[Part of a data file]
- - - -
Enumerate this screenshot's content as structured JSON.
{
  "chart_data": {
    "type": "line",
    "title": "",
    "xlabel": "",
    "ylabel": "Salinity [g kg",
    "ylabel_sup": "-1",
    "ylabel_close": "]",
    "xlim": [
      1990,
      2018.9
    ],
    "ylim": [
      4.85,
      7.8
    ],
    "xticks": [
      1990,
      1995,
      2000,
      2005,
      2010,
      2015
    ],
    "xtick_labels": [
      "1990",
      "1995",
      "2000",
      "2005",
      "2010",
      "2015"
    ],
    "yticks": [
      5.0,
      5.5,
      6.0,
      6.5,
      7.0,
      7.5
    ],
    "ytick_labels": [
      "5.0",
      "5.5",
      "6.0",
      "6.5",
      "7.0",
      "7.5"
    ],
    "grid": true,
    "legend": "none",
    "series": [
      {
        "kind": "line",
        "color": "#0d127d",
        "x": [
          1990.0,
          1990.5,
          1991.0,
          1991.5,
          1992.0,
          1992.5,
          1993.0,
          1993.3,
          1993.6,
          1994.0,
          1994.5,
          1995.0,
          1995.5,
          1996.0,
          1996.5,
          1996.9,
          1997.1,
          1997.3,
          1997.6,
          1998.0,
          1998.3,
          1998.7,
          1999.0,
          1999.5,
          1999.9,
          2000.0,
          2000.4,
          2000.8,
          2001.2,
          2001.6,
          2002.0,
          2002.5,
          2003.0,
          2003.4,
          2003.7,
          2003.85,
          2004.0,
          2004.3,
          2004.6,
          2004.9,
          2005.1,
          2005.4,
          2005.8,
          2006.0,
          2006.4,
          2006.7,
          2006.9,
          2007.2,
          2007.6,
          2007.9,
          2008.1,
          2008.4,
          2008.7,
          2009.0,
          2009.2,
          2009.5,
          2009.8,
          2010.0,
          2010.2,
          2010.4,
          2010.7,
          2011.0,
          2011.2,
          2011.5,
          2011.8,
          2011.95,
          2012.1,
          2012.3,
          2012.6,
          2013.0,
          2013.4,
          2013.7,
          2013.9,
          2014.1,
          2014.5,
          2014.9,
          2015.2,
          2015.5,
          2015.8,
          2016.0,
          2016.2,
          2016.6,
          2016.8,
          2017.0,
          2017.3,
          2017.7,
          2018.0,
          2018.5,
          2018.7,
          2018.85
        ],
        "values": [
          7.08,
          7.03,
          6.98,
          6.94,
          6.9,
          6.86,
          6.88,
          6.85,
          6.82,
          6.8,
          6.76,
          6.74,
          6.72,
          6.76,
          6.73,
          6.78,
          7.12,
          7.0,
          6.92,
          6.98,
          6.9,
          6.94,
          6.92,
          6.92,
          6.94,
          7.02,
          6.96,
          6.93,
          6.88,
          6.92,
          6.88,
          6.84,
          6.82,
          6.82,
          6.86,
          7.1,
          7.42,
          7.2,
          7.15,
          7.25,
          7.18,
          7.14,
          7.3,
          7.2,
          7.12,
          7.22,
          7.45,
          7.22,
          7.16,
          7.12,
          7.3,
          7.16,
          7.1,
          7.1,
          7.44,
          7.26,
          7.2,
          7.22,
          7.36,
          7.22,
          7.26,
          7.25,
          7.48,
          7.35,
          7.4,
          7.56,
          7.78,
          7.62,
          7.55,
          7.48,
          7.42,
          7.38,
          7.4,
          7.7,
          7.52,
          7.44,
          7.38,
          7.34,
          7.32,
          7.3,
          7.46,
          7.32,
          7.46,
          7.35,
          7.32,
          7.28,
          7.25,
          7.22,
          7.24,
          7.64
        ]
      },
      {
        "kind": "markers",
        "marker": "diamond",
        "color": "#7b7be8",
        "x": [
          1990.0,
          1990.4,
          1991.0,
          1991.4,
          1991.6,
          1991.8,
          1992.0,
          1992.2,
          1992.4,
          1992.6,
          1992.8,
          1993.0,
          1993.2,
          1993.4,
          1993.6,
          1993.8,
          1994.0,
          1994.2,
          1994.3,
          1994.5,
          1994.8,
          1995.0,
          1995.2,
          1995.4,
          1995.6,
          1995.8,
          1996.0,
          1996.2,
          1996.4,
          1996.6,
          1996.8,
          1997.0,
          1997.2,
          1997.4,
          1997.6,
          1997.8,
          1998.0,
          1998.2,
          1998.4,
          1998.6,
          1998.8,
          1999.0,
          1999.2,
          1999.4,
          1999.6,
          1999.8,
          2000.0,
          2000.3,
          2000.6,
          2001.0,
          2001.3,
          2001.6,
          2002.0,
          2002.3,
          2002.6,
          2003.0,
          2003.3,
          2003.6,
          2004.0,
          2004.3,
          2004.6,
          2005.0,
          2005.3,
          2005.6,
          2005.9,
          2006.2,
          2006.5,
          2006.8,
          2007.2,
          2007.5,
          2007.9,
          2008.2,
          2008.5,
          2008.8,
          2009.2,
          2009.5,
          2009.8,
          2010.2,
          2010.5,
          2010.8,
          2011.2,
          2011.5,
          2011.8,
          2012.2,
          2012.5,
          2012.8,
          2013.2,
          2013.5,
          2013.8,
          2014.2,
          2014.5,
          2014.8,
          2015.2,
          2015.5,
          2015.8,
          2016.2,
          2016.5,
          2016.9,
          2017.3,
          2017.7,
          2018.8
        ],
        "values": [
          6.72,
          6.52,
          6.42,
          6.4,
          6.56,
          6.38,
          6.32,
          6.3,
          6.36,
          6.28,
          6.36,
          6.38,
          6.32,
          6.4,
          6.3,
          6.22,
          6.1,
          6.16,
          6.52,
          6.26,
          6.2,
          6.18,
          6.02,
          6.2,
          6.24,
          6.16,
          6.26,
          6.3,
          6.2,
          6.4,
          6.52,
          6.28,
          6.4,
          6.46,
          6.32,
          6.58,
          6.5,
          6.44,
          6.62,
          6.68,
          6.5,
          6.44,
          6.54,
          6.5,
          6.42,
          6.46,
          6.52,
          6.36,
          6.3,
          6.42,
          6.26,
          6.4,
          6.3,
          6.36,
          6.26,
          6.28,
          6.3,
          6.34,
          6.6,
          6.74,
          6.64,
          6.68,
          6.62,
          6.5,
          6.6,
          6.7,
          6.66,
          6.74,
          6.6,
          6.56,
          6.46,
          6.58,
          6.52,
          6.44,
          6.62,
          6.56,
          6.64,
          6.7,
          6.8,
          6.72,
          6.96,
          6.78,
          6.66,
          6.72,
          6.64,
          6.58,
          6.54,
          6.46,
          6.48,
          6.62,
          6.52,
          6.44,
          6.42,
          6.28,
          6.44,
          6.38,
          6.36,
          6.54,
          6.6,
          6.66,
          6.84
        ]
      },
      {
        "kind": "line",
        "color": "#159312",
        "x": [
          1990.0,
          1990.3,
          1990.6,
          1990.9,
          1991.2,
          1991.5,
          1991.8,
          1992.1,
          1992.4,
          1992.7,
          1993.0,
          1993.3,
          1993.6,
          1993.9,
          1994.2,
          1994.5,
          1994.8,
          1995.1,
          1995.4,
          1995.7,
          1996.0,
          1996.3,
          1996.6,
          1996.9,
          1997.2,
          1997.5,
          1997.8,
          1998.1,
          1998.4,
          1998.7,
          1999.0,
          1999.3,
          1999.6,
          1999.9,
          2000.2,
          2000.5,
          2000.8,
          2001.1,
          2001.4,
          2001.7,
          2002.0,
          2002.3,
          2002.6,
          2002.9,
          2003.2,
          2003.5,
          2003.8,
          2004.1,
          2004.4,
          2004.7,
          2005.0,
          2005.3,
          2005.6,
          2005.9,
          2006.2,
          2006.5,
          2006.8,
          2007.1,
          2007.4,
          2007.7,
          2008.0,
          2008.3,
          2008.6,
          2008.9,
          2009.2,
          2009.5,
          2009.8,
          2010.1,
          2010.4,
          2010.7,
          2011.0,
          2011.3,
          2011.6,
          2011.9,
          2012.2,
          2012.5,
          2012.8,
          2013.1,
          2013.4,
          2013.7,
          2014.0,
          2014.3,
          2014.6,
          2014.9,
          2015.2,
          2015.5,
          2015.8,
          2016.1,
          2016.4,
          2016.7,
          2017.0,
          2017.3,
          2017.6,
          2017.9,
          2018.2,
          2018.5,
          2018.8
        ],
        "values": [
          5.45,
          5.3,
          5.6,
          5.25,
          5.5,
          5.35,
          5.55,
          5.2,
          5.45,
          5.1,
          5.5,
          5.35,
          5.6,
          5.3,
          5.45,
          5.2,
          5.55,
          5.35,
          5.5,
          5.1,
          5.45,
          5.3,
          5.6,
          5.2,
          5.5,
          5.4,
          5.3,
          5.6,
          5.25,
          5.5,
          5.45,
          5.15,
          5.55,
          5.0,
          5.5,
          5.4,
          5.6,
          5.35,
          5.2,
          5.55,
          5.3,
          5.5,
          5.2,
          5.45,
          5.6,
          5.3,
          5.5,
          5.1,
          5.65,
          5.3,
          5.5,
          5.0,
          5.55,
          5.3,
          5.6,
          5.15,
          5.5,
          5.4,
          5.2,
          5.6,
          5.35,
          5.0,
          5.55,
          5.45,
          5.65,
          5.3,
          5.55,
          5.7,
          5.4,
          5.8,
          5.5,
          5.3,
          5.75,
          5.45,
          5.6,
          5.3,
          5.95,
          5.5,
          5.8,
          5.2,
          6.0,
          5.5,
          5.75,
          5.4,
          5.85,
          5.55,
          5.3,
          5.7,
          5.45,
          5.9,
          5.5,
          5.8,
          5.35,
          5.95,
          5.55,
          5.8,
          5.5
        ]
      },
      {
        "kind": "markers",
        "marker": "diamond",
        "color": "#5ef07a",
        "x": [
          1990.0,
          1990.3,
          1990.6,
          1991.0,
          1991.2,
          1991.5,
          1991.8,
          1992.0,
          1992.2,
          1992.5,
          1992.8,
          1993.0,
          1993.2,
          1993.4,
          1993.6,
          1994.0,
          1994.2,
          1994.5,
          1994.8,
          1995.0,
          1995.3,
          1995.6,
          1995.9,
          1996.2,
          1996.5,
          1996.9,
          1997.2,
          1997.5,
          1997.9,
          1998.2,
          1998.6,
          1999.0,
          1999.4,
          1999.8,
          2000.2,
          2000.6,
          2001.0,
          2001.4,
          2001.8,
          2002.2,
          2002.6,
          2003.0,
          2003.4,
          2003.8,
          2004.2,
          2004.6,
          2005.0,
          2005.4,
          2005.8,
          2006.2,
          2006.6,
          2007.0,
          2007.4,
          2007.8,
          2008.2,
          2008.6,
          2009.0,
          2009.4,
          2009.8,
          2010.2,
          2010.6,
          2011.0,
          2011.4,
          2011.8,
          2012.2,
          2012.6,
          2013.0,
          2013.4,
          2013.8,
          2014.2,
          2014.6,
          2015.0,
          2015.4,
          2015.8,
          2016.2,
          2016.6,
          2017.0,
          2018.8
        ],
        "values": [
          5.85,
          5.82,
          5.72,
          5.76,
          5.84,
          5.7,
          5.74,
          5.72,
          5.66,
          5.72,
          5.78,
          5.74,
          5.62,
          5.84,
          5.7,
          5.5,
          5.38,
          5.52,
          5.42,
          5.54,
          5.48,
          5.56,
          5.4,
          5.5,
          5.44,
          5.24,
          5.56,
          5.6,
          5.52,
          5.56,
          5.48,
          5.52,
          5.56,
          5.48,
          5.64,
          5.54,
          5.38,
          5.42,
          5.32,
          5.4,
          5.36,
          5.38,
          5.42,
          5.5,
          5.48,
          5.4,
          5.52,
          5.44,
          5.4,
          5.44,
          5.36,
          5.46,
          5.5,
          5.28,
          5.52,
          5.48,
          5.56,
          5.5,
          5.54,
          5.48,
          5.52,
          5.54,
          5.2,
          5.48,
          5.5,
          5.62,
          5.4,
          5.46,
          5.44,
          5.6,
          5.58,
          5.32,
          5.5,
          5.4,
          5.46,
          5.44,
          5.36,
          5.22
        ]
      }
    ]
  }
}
- - - -
** Exercise objective **
Copy all lines above containing the string "color".

** Result of this exercise **
        "color": "#0d127d",
        "color": "#7b7be8",
        "color": "#159312",
        "color": "#5ef07a",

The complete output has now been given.